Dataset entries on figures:
= Beginning of Section =
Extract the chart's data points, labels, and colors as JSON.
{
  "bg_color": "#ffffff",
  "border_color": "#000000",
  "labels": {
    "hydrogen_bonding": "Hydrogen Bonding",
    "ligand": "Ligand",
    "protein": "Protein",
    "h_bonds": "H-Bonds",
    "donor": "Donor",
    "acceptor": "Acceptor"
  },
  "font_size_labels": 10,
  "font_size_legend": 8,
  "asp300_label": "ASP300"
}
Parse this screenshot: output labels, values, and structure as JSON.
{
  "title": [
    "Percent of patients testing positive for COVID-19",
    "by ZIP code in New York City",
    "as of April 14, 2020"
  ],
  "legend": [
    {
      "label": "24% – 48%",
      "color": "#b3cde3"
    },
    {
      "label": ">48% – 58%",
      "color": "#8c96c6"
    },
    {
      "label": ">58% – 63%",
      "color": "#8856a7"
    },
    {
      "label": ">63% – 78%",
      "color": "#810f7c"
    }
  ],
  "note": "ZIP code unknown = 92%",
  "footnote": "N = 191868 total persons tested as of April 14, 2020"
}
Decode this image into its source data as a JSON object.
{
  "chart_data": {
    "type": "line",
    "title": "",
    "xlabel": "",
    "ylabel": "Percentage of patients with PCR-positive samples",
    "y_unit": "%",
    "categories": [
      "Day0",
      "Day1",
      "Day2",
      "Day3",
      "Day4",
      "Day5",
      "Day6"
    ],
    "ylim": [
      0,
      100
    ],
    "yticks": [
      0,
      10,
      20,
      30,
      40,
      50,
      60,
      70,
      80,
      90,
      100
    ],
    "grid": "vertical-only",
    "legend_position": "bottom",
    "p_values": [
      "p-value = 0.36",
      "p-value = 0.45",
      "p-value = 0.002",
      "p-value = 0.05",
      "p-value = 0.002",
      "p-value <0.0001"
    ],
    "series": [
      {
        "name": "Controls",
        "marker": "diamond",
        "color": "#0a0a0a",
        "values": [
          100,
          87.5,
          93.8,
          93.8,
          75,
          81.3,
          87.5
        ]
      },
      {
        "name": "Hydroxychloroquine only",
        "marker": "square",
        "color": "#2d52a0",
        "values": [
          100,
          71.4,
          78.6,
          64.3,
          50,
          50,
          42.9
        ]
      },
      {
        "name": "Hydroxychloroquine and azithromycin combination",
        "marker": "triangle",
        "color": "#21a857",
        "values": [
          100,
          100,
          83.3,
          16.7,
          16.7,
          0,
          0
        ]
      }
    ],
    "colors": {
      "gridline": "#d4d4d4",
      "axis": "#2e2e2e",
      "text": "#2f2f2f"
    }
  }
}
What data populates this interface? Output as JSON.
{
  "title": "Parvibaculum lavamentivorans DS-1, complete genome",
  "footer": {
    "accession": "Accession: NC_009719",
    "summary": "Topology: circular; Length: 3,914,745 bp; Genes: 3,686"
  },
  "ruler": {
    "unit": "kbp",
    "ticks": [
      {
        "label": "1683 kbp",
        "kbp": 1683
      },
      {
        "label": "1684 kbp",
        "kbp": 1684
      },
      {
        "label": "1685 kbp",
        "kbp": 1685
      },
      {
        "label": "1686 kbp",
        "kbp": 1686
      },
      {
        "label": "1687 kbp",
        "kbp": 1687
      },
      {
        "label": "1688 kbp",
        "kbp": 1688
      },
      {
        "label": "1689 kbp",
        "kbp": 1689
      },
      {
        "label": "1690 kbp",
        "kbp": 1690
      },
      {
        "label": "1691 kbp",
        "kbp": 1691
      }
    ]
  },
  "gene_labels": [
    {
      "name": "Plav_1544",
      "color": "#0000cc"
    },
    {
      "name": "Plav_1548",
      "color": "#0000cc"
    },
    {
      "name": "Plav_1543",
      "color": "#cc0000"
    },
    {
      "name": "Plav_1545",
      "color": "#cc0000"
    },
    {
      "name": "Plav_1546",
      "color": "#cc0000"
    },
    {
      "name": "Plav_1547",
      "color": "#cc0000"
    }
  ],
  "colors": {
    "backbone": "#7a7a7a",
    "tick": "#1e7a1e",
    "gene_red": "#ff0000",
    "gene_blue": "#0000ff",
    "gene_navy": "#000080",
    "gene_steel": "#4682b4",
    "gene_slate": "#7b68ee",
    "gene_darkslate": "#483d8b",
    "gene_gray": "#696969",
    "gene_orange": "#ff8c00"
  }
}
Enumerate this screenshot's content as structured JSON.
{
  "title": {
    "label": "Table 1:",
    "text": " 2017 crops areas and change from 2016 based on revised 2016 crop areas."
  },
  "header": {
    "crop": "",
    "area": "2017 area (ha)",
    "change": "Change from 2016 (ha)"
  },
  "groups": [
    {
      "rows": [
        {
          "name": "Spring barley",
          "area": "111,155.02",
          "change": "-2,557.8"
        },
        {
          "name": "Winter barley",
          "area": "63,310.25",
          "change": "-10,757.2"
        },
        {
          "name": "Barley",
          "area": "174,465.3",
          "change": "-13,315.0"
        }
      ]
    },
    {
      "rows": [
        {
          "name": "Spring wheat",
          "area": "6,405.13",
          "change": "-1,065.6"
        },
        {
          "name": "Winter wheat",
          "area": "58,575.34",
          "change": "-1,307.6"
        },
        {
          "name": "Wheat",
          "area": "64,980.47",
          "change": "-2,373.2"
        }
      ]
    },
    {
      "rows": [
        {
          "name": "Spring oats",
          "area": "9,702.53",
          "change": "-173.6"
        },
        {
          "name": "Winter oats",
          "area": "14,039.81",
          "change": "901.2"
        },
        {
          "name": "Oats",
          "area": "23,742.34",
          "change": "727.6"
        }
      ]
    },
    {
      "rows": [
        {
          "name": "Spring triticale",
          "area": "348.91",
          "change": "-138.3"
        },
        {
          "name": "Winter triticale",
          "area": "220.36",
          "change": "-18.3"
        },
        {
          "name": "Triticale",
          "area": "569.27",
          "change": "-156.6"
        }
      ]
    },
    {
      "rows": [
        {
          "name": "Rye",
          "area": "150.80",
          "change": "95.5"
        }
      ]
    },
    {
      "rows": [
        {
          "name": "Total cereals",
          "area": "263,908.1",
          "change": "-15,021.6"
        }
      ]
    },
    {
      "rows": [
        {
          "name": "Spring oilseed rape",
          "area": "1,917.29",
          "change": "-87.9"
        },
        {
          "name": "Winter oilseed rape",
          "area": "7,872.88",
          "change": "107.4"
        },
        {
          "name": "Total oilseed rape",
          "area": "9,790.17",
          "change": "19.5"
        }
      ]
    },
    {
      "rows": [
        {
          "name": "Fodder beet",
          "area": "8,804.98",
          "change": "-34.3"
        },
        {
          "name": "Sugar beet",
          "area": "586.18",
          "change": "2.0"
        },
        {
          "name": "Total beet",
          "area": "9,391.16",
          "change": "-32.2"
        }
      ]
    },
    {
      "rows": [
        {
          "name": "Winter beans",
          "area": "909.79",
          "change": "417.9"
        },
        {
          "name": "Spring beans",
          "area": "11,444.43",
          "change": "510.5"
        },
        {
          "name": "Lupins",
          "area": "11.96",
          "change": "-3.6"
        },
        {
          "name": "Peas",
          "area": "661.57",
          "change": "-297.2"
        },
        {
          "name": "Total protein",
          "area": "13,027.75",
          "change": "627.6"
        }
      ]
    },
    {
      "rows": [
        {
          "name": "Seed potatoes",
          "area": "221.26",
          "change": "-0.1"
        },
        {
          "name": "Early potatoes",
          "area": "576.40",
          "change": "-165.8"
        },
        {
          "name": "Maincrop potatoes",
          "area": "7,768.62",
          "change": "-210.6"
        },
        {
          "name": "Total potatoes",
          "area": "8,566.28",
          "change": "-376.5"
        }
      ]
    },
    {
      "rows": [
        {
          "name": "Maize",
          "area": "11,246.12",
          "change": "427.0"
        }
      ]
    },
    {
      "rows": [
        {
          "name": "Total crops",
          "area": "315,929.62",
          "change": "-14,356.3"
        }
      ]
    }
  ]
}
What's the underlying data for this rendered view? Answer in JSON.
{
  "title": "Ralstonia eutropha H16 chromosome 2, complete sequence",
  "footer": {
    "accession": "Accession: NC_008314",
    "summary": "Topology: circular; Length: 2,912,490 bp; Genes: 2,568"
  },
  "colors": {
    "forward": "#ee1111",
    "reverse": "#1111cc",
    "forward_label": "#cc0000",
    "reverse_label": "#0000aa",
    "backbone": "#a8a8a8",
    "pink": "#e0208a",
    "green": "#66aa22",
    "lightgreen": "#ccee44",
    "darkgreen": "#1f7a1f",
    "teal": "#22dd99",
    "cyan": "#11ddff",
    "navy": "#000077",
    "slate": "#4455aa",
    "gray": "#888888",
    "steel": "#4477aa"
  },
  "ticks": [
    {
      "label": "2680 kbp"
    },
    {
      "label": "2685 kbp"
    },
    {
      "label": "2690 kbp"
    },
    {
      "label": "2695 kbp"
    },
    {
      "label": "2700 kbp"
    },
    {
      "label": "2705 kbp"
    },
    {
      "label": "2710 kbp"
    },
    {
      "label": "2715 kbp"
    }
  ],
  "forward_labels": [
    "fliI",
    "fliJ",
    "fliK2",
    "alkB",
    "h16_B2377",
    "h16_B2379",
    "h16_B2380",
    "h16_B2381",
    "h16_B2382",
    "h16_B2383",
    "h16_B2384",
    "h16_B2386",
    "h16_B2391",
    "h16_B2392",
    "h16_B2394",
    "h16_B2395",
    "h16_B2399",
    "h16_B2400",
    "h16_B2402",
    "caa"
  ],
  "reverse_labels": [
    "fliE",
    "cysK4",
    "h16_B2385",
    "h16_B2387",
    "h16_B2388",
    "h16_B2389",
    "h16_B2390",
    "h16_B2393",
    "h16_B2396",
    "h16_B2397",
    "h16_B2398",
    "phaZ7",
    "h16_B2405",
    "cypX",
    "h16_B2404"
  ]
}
= End of Section =
Your task is to collect every line above that contains the word "text".

Answer space:
      "text": "#2f2f2f"
    "text": " 2017 crops areas and change from 2016 based on revised 2016 crop areas."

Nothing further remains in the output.